Each entry must be reproduced precisely as it stands.

[START OF Data in this exercise]

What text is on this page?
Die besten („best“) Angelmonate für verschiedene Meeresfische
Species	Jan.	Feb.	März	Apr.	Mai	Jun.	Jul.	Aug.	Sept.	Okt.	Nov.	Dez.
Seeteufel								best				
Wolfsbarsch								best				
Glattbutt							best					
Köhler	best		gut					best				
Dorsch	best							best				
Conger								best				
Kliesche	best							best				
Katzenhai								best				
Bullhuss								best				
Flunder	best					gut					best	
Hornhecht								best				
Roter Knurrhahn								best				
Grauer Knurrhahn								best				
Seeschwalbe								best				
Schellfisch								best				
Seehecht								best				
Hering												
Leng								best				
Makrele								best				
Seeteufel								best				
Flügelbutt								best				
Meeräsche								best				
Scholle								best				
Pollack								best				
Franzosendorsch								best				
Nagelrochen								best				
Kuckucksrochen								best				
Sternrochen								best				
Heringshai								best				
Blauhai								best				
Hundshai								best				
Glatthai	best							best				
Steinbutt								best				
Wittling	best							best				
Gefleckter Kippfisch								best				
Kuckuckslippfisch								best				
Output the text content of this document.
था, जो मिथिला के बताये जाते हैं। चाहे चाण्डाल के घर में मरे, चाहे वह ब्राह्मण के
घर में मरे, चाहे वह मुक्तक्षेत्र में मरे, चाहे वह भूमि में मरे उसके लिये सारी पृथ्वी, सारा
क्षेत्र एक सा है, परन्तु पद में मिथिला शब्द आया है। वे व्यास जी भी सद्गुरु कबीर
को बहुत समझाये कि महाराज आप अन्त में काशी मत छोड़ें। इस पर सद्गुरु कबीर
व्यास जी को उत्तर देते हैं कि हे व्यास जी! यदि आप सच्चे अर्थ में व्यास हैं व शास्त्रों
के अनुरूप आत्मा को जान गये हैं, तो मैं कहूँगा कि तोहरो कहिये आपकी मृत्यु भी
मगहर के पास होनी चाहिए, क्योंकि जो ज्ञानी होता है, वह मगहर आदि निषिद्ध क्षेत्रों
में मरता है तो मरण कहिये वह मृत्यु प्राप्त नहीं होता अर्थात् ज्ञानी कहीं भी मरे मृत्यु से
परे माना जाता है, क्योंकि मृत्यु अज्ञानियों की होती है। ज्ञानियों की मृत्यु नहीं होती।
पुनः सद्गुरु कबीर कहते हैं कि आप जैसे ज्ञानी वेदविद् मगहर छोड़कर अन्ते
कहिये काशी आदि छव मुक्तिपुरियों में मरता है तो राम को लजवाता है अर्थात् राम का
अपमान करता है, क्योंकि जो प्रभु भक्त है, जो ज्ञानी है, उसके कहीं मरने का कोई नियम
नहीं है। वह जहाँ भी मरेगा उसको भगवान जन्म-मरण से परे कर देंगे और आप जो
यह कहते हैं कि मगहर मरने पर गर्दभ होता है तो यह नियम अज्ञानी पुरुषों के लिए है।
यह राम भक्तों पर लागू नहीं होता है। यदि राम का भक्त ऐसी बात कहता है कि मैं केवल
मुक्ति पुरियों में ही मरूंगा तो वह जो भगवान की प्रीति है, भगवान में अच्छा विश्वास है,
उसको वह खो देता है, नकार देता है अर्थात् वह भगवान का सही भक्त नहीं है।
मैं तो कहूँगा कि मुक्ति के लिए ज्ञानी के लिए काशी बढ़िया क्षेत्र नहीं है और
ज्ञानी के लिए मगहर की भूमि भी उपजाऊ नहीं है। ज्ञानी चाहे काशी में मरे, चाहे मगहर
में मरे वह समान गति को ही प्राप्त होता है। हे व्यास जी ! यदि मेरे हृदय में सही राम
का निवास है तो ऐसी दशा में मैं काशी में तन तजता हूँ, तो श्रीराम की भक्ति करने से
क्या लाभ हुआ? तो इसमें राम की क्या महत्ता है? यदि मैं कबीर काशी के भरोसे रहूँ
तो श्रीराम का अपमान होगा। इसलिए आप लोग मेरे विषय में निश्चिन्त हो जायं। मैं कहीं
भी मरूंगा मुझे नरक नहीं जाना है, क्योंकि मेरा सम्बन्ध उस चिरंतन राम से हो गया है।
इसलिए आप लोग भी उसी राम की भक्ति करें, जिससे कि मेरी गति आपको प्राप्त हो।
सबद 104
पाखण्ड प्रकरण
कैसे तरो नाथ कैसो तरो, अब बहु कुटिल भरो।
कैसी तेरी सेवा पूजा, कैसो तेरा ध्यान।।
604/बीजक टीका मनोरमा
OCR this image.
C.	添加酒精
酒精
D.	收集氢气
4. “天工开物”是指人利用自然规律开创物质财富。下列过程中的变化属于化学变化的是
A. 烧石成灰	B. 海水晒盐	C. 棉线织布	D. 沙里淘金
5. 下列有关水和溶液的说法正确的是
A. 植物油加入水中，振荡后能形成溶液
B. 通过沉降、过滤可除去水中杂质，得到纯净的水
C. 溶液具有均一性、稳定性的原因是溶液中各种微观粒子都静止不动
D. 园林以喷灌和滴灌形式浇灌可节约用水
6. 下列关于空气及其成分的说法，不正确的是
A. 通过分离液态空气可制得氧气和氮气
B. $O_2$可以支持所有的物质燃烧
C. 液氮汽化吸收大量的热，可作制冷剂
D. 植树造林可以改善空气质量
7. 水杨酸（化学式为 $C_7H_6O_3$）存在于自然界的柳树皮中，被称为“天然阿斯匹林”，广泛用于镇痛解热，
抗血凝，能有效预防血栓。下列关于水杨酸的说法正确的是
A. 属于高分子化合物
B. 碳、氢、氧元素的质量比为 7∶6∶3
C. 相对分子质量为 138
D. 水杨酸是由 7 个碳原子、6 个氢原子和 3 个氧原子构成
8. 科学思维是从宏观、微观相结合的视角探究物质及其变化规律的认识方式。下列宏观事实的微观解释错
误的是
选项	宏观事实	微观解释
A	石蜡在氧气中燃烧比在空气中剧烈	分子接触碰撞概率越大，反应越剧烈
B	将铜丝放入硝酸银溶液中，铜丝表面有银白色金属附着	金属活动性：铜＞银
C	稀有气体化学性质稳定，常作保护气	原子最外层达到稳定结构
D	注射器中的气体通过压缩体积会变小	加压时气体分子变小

[END OF Data in this exercise]

▶ [Response]:
What text is on this page?
Die besten („best“) Angelmonate für verschiedene Meeresfische
Species	Jan.	Feb.	März	Apr.	Mai	Jun.	Jul.	Aug.	Sept.	Okt.	Nov.	Dez.
Seeteufel								best				
Wolfsbarsch								best				
Glattbutt							best					
Köhler	best		gut					best				
Dorsch	best							best				
Conger								best				
Kliesche	best							best				
Katzenhai								best				
Bullhuss								best				
Flunder	best					gut					best	
Hornhecht								best				
Roter Knurrhahn								best				
Grauer Knurrhahn								best				
Seeschwalbe								best				
Schellfisch								best				
Seehecht								best				
Hering												
Leng								best				
Makrele								best				
Seeteufel								best				
Flügelbutt								best				
Meeräsche								best				
Scholle								best				
Pollack								best				
Franzosendorsch								best				
Nagelrochen								best				
Kuckucksrochen								best				
Sternrochen								best				
Heringshai								best				
Blauhai								best				
Hundshai								best				
Glatthai	best							best				
Steinbutt								best				
Wittling	best							best				
Gefleckter Kippfisch								best				
Kuckuckslippfisch								best				
Output the text content of this document.
था, जो मिथिला के बताये जाते हैं। चाहे चाण्डाल के घर में मरे, चाहे वह ब्राह्मण के
घर में मरे, चाहे वह मुक्तक्षेत्र में मरे, चाहे वह भूमि में मरे उसके लिये सारी पृथ्वी, सारा
क्षेत्र एक सा है, परन्तु पद में मिथिला शब्द आया है। वे व्यास जी भी सद्गुरु कबीर
को बहुत समझाये कि महाराज आप अन्त में काशी मत छोड़ें। इस पर सद्गुरु कबीर
व्यास जी को उत्तर देते हैं कि हे व्यास जी! यदि आप सच्चे अर्थ में व्यास हैं व शास्त्रों
के अनुरूप आत्मा को जान गये हैं, तो मैं कहूँगा कि तोहरो कहिये आपकी मृत्यु भी
मगहर के पास होनी चाहिए, क्योंकि जो ज्ञानी होता है, वह मगहर आदि निषिद्ध क्षेत्रों
में मरता है तो मरण कहिये वह मृत्यु प्राप्त नहीं होता अर्थात् ज्ञानी कहीं भी मरे मृत्यु से
परे माना जाता है, क्योंकि मृत्यु अज्ञानियों की होती है। ज्ञानियों की मृत्यु नहीं होती।
पुनः सद्गुरु कबीर कहते हैं कि आप जैसे ज्ञानी वेदविद् मगहर छोड़कर अन्ते
कहिये काशी आदि छव मुक्तिपुरियों में मरता है तो राम को लजवाता है अर्थात् राम का
अपमान करता है, क्योंकि जो प्रभु भक्त है, जो ज्ञानी है, उसके कहीं मरने का कोई नियम
नहीं है। वह जहाँ भी मरेगा उसको भगवान जन्म-मरण से परे कर देंगे और आप जो
यह कहते हैं कि मगहर मरने पर गर्दभ होता है तो यह नियम अज्ञानी पुरुषों के लिए है।
यह राम भक्तों पर लागू नहीं होता है। यदि राम का भक्त ऐसी बात कहता है कि मैं केवल
मुक्ति पुरियों में ही मरूंगा तो वह जो भगवान की प्रीति है, भगवान में अच्छा विश्वास है,
उसको वह खो देता है, नकार देता है अर्थात् वह भगवान का सही भक्त नहीं है।
मैं तो कहूँगा कि मुक्ति के लिए ज्ञानी के लिए काशी बढ़िया क्षेत्र नहीं है और
ज्ञानी के लिए मगहर की भूमि भी उपजाऊ नहीं है। ज्ञानी चाहे काशी में मरे, चाहे मगहर
में मरे वह समान गति को ही प्राप्त होता है। हे व्यास जी ! यदि मेरे हृदय में सही राम
का निवास है तो ऐसी दशा में मैं काशी में तन तजता हूँ, तो श्रीराम की भक्ति करने से
क्या लाभ हुआ? तो इसमें राम की क्या महत्ता है? यदि मैं कबीर काशी के भरोसे रहूँ
तो श्रीराम का अपमान होगा। इसलिए आप लोग मेरे विषय में निश्चिन्त हो जायं। मैं कहीं
भी मरूंगा मुझे नरक नहीं जाना है, क्योंकि मेरा सम्बन्ध उस चिरंतन राम से हो गया है।
इसलिए आप लोग भी उसी राम की भक्ति करें, जिससे कि मेरी गति आपको प्राप्त हो।
सबद 104
पाखण्ड प्रकरण
कैसे तरो नाथ कैसो तरो, अब बहु कुटिल भरो।
कैसी तेरी सेवा पूजा, कैसो तेरा ध्यान।।
604/बीजक टीका मनोरमा
OCR this image.
C.	添加酒精
酒精
D.	收集氢气
4. “天工开物”是指人利用自然规律开创物质财富。下列过程中的变化属于化学变化的是
A. 烧石成灰	B. 海水晒盐	C. 棉线织布	D. 沙里淘金
5. 下列有关水和溶液的说法正确的是
A. 植物油加入水中，振荡后能形成溶液
B. 通过沉降、过滤可除去水中杂质，得到纯净的水
C. 溶液具有均一性、稳定性的原因是溶液中各种微观粒子都静止不动
D. 园林以喷灌和滴灌形式浇灌可节约用水
6. 下列关于空气及其成分的说法，不正确的是
A. 通过分离液态空气可制得氧气和氮气
B. $O_2$可以支持所有的物质燃烧
C. 液氮汽化吸收大量的热，可作制冷剂
D. 植树造林可以改善空气质量
7. 水杨酸（化学式为 $C_7H_6O_3$）存在于自然界的柳树皮中，被称为“天然阿斯匹林”，广泛用于镇痛解热，
抗血凝，能有效预防血栓。下列关于水杨酸的说法正确的是
A. 属于高分子化合物
B. 碳、氢、氧元素的质量比为 7∶6∶3
C. 相对分子质量为 138
D. 水杨酸是由 7 个碳原子、6 个氢原子和 3 个氧原子构成
8. 科学思维是从宏观、微观相结合的视角探究物质及其变化规律的认识方式。下列宏观事实的微观解释错
误的是
选项	宏观事实	微观解释
A	石蜡在氧气中燃烧比在空气中剧烈	分子接触碰撞概率越大，反应越剧烈
B	将铜丝放入硝酸银溶液中，铜丝表面有银白色金属附着	金属活动性：铜＞银
C	稀有气体化学性质稳定，常作保护气	原子最外层达到稳定结构
D	注射器中的气体通过压缩体积会变小	加压时气体分子变小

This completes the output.